▸ **DATA SECTION**:

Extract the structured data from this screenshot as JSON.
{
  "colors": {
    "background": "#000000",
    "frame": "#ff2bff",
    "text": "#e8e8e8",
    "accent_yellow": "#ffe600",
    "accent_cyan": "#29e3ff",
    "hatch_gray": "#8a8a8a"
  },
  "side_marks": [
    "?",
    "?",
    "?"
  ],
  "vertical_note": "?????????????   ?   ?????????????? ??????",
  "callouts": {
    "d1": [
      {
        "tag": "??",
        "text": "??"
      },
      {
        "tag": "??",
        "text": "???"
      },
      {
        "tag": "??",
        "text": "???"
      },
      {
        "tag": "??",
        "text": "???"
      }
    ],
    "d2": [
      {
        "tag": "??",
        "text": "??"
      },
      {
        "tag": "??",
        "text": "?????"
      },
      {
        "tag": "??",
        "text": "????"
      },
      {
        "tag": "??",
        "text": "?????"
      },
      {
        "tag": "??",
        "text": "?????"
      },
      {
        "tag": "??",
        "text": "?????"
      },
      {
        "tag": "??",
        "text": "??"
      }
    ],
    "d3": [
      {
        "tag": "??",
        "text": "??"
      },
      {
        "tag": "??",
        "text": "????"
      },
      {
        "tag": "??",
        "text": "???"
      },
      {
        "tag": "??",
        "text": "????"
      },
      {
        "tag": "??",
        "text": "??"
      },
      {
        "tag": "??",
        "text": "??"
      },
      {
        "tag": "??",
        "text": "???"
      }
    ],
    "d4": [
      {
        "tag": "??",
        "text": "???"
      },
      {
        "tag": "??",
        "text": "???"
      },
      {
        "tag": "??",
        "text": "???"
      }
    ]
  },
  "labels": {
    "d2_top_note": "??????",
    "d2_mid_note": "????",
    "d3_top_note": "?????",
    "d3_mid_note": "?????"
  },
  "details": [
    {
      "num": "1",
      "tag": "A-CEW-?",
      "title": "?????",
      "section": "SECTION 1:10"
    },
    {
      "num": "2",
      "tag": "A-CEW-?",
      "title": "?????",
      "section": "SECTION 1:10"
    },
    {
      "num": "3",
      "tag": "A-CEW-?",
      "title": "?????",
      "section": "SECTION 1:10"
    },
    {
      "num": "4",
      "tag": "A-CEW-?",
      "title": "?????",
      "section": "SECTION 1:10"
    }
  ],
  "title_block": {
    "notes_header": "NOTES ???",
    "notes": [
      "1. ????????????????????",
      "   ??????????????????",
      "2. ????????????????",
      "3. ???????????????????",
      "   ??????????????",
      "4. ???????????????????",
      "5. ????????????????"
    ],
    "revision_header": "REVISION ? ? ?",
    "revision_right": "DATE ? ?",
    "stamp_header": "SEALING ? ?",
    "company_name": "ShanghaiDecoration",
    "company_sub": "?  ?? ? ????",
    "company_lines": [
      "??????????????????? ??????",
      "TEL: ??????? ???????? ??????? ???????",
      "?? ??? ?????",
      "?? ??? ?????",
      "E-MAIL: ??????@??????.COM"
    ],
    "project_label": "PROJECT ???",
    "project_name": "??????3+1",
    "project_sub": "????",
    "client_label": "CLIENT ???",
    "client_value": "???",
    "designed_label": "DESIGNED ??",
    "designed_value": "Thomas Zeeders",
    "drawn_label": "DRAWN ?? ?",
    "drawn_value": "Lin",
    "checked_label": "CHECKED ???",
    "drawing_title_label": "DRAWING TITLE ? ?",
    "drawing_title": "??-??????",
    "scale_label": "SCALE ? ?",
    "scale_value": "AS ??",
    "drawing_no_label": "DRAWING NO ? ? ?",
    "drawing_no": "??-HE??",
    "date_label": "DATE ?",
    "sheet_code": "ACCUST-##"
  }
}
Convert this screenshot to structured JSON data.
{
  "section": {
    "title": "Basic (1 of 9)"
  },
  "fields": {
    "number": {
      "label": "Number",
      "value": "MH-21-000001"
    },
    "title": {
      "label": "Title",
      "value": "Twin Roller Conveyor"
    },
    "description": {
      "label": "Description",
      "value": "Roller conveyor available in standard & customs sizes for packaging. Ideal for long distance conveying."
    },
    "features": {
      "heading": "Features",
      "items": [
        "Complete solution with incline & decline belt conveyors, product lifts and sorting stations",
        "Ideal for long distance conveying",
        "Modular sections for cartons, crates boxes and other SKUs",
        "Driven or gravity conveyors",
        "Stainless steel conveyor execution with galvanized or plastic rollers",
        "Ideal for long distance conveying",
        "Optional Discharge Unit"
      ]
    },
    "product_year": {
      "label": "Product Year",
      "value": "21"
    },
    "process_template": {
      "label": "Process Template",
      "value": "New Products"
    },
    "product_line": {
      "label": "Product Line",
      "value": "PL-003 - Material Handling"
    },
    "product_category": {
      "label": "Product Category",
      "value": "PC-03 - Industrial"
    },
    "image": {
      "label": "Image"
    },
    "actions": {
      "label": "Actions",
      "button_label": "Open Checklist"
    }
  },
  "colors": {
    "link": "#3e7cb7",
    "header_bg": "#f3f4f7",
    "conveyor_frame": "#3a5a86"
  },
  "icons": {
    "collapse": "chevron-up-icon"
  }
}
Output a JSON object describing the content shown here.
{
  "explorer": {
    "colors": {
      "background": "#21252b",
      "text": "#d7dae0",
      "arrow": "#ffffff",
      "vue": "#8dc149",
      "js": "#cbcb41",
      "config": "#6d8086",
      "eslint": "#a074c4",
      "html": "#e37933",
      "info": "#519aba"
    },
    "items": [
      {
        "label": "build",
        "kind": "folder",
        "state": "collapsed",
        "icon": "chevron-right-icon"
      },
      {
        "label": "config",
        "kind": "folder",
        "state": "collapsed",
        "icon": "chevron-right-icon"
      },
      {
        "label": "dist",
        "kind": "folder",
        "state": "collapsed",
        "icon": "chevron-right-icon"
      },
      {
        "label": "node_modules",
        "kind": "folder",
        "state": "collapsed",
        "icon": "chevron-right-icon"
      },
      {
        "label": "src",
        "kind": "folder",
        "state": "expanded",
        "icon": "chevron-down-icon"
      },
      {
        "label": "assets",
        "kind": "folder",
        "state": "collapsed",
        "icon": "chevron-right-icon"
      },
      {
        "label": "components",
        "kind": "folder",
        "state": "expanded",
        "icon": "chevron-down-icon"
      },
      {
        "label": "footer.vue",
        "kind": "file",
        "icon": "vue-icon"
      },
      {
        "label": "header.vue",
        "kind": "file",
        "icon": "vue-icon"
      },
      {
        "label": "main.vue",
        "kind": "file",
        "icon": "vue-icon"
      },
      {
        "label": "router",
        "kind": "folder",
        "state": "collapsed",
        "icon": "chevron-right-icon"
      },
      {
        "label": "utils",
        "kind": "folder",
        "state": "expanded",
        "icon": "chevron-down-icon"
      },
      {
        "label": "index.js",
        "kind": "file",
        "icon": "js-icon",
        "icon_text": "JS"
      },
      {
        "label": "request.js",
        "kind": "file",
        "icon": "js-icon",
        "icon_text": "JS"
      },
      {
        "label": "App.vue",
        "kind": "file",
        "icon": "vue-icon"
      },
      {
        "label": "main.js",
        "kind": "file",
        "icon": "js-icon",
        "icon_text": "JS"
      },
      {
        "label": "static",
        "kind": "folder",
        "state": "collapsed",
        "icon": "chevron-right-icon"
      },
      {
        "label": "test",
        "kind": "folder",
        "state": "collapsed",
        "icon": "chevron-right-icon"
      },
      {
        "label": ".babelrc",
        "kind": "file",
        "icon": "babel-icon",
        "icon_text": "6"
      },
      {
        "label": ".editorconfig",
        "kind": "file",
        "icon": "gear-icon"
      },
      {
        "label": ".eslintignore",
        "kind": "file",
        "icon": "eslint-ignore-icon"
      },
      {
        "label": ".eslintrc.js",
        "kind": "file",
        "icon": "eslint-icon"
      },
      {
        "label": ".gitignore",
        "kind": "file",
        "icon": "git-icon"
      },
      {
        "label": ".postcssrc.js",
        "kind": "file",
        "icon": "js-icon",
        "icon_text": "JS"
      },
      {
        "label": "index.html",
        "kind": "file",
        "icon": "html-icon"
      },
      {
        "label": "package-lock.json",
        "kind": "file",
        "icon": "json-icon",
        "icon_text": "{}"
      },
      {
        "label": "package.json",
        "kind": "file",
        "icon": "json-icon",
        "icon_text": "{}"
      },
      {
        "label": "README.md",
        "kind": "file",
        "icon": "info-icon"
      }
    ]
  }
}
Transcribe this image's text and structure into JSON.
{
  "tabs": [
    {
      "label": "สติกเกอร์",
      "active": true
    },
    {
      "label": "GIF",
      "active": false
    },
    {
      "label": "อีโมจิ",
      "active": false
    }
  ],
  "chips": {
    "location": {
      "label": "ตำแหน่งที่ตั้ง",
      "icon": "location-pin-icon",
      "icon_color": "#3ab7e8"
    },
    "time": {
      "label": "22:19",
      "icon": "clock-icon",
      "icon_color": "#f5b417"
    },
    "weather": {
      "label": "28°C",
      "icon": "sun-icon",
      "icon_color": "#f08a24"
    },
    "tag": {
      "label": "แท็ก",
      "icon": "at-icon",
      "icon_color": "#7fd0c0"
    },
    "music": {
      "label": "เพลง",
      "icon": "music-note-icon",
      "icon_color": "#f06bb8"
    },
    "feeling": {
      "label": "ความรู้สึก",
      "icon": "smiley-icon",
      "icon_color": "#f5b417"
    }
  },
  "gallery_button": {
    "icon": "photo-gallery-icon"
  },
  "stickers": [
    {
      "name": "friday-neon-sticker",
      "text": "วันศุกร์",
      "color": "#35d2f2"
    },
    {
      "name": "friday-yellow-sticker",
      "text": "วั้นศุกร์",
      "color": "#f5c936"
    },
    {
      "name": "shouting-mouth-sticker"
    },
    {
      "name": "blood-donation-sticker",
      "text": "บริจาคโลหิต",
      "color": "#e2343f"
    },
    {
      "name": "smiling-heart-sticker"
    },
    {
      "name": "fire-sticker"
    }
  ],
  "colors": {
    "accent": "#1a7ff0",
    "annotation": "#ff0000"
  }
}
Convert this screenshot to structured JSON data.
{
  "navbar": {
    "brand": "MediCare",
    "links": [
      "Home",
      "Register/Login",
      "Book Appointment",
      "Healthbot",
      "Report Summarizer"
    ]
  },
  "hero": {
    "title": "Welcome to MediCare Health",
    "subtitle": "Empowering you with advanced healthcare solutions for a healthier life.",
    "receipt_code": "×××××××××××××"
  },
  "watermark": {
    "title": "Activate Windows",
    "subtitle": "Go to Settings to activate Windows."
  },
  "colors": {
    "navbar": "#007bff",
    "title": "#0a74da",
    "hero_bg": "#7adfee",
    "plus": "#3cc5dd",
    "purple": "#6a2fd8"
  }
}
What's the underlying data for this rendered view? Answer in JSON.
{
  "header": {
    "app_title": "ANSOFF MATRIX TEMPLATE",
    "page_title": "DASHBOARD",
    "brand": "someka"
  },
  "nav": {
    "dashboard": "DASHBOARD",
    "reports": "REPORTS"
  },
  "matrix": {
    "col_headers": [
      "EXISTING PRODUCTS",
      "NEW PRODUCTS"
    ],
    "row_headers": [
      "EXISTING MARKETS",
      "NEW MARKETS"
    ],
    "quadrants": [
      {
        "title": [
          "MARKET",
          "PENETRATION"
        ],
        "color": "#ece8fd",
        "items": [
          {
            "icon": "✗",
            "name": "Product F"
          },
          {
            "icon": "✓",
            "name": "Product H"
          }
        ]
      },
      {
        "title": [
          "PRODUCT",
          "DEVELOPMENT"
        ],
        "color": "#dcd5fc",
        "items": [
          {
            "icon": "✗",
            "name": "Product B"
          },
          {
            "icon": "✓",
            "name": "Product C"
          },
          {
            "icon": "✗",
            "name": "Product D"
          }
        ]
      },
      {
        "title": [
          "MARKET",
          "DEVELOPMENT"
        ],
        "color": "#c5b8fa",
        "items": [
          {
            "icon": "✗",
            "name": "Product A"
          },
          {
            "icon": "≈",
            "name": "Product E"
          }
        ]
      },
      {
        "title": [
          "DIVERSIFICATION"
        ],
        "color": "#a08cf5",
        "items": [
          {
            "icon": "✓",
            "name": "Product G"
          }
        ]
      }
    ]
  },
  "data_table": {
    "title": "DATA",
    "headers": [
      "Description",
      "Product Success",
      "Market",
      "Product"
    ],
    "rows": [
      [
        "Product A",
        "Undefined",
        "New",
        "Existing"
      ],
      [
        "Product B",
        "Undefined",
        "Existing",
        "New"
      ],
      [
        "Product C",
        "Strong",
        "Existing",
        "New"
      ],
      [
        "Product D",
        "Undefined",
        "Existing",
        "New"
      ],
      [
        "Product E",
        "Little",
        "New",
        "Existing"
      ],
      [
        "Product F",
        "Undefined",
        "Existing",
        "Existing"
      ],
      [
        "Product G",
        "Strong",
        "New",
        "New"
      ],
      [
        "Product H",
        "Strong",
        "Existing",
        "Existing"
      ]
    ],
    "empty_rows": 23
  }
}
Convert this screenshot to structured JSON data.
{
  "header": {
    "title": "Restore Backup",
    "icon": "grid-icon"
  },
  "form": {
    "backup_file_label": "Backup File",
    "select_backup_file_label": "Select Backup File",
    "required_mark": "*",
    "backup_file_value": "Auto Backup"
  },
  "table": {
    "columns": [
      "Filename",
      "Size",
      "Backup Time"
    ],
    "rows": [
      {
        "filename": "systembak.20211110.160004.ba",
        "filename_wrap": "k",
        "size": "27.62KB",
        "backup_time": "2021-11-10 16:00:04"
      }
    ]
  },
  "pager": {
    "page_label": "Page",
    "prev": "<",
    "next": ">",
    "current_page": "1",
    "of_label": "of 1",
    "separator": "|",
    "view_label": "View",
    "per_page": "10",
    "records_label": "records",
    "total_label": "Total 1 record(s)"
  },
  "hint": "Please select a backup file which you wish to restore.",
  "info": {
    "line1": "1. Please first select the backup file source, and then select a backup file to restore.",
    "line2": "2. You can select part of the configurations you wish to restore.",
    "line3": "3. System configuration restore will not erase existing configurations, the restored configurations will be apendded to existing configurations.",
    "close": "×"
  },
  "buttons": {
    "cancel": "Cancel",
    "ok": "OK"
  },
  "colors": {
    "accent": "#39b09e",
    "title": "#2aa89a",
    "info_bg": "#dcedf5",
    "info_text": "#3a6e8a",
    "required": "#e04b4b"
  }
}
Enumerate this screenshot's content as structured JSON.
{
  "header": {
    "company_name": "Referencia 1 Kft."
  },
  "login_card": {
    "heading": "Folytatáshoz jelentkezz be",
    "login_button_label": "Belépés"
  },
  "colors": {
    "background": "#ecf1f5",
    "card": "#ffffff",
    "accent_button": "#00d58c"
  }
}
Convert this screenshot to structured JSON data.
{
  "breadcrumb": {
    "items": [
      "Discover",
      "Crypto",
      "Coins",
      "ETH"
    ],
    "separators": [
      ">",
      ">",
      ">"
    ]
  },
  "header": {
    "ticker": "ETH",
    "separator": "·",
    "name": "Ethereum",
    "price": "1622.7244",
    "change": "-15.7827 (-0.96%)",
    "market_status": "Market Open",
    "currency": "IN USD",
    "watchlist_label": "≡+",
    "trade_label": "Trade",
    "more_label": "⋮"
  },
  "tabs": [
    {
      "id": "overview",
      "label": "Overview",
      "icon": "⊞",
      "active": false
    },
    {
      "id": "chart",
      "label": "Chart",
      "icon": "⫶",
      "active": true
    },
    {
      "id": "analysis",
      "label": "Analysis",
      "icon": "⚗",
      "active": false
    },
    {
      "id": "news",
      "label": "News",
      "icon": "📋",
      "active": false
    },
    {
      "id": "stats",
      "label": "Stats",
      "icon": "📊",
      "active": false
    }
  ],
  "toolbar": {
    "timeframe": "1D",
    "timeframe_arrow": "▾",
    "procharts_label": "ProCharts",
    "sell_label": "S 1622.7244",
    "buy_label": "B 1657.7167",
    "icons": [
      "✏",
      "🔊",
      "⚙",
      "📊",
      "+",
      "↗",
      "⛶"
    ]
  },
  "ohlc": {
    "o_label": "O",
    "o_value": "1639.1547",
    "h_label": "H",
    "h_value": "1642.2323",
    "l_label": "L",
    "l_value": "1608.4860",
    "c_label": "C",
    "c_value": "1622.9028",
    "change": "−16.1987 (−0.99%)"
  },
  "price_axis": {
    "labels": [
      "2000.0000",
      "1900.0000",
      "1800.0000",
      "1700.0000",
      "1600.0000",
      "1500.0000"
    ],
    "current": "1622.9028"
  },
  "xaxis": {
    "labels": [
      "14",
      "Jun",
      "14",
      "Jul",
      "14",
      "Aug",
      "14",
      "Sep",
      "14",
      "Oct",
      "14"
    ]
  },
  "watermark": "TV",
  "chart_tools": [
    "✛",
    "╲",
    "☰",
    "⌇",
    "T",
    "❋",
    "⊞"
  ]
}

▸ **EXERCISE DIRECTIONS**:
Copy every line above that holds the word "html".

▸ **WORKED SOLUTION**:
      "html": "#e37933",
        "label": "index.html",
        "icon": "html-icon"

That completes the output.